- **YOUR TASK**
Find each line with "mitgelieferten" and copy it.

========

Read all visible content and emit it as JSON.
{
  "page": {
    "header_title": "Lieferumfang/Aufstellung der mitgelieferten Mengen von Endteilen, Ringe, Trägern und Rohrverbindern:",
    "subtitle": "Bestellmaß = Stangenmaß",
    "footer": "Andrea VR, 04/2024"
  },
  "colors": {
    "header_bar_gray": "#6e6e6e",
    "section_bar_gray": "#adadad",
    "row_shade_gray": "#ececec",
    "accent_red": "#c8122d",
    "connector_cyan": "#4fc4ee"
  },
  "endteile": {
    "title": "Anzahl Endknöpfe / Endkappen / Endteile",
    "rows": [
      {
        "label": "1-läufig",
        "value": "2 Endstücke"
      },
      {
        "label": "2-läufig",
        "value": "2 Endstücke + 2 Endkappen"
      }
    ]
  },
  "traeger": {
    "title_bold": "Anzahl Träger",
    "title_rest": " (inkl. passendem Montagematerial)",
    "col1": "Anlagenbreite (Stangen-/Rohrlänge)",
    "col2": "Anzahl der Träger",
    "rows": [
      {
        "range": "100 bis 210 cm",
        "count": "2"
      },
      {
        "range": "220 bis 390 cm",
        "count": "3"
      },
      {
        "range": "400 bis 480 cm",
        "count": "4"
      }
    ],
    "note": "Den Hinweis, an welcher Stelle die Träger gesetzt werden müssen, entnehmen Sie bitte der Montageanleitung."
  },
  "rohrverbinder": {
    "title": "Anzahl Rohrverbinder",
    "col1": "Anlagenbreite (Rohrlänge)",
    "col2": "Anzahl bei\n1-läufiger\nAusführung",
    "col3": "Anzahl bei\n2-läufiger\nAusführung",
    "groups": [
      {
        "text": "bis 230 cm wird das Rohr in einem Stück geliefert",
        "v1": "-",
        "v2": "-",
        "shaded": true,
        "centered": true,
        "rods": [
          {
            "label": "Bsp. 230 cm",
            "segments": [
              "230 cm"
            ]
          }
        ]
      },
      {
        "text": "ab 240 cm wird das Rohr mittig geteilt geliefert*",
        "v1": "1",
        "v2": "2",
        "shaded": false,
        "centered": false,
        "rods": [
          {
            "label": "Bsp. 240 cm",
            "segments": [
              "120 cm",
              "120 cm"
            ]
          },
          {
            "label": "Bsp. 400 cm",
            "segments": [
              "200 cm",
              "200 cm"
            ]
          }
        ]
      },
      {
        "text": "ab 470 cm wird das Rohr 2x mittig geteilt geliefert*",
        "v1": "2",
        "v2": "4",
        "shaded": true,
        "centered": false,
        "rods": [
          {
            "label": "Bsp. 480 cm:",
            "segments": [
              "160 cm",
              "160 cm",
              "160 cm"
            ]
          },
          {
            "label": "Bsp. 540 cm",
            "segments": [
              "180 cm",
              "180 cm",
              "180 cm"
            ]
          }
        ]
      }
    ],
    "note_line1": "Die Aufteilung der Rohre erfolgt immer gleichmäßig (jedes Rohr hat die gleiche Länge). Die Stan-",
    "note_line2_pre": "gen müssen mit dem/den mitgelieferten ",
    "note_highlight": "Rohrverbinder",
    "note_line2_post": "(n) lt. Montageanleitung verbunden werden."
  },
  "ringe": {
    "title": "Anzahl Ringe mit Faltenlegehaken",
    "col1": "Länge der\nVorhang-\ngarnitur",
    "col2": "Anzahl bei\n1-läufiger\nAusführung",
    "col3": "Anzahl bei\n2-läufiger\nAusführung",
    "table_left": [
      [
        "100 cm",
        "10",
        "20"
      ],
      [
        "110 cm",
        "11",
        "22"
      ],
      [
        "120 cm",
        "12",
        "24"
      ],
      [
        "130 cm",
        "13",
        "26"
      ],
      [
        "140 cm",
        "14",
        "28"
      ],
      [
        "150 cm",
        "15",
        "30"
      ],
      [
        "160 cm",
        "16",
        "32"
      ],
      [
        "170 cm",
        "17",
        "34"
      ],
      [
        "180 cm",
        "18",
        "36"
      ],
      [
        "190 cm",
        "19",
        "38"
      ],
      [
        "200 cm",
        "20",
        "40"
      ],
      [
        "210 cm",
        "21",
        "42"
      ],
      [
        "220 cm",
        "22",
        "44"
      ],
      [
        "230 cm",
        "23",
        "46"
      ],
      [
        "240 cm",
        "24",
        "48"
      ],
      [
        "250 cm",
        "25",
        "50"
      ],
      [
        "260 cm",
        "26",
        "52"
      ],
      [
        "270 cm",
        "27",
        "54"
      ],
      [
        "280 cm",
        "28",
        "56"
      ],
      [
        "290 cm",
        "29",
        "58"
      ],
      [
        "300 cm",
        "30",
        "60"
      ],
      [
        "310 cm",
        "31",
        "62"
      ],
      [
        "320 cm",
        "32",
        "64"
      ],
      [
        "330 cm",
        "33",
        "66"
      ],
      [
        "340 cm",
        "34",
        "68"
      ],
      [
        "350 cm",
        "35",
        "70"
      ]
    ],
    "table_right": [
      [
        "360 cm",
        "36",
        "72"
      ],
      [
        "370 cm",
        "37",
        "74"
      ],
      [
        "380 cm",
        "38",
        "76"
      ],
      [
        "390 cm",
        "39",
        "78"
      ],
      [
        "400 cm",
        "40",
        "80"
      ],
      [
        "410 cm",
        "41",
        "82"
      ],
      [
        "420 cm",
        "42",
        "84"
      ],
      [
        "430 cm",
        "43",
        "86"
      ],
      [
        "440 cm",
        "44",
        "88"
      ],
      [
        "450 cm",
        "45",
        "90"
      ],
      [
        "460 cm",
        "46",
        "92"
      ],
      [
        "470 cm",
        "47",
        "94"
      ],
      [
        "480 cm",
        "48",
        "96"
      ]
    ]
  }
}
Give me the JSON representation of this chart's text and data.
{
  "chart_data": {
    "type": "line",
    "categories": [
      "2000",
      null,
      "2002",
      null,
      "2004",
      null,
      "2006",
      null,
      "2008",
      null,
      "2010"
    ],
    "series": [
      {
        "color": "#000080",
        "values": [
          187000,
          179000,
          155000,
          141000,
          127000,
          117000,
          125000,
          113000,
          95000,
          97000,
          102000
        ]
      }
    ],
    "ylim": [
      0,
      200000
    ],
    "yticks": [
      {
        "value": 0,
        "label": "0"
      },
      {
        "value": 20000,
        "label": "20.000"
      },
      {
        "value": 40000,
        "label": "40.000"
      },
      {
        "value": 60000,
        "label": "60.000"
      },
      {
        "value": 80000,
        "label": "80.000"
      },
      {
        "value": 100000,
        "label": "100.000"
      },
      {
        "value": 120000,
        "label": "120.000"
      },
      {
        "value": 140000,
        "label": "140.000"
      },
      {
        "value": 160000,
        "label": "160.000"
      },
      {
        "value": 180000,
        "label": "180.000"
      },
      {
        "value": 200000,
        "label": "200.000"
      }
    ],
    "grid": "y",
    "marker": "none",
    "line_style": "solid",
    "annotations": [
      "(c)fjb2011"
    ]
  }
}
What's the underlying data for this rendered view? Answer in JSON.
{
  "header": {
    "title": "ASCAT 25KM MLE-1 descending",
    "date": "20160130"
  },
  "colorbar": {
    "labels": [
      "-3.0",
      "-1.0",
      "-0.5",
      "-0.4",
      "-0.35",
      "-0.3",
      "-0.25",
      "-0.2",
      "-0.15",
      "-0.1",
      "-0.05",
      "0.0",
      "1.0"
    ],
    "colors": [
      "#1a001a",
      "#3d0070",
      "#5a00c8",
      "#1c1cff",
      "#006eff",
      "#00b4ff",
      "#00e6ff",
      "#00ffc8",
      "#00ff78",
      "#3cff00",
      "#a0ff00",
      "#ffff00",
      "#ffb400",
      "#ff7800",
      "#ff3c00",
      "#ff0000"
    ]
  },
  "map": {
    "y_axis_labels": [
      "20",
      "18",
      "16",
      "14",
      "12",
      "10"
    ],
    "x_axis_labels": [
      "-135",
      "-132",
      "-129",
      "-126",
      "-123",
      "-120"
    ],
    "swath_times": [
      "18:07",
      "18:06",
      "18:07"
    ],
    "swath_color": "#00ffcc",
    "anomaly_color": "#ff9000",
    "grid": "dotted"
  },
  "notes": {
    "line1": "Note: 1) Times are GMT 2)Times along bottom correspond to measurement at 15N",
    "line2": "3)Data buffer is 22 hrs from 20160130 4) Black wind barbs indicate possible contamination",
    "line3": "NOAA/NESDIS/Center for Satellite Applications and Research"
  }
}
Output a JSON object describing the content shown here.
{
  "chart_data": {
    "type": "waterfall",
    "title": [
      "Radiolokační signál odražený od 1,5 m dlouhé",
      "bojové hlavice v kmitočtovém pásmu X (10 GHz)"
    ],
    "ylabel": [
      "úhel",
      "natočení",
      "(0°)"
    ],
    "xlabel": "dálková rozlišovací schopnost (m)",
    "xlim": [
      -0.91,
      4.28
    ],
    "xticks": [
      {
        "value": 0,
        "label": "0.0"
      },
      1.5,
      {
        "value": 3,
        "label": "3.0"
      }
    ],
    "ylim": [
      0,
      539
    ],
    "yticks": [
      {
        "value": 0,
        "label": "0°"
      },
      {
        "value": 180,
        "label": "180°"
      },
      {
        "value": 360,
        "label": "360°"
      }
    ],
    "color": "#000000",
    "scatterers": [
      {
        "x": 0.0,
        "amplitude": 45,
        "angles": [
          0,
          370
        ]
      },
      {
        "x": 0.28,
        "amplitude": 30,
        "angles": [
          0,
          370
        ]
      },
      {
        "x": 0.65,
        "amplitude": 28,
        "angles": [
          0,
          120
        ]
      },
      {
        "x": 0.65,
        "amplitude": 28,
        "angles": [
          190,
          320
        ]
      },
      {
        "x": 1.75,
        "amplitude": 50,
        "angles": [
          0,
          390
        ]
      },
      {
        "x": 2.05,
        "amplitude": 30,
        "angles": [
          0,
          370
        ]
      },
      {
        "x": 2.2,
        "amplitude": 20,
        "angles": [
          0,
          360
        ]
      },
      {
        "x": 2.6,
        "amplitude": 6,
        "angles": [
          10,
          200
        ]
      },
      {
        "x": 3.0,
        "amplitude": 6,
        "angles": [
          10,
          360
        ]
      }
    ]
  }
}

========

- **EXERCISE SOLUTION**
    "header_title": "Lieferumfang/Aufstellung der mitgelieferten Mengen von Endteilen, Ringe, Trägern und Rohrverbindern:",
    "note_line2_pre": "gen müssen mit dem/den mitgelieferten ",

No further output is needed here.